Exercise prompt: Write out the listing below without alteration, omitting its pictures.

══ Data for this task

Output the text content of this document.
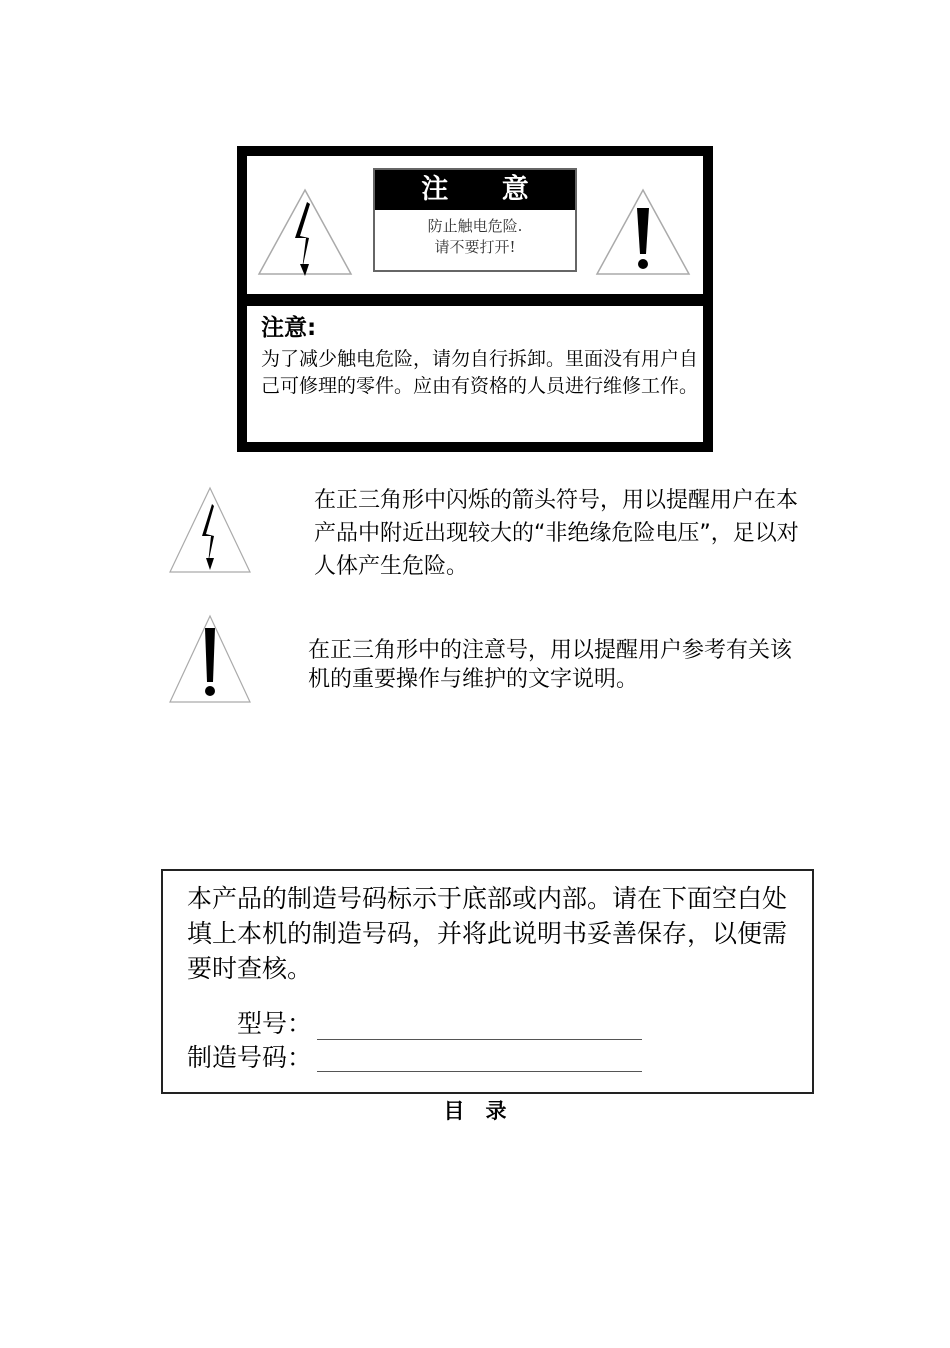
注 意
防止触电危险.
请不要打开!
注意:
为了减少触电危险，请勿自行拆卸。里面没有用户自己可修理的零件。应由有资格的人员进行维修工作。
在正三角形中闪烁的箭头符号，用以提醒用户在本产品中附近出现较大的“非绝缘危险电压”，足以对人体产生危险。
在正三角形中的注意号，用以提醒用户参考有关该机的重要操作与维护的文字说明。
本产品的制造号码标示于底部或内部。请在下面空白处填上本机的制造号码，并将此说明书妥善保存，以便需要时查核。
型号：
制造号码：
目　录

════

Solution to this task:
Output the text content of this document.
注 意
防止触电危险.
请不要打开!
注意:
为了减少触电危险，请勿自行拆卸。里面没有用户自己可修理的零件。应由有资格的人员进行维修工作。
在正三角形中闪烁的箭头符号，用以提醒用户在本产品中附近出现较大的“非绝缘危险电压”，足以对人体产生危险。
在正三角形中的注意号，用以提醒用户参考有关该机的重要操作与维护的文字说明。
本产品的制造号码标示于底部或内部。请在下面空白处填上本机的制造号码，并将此说明书妥善保存，以便需要时查核。
型号：
制造号码：
目　录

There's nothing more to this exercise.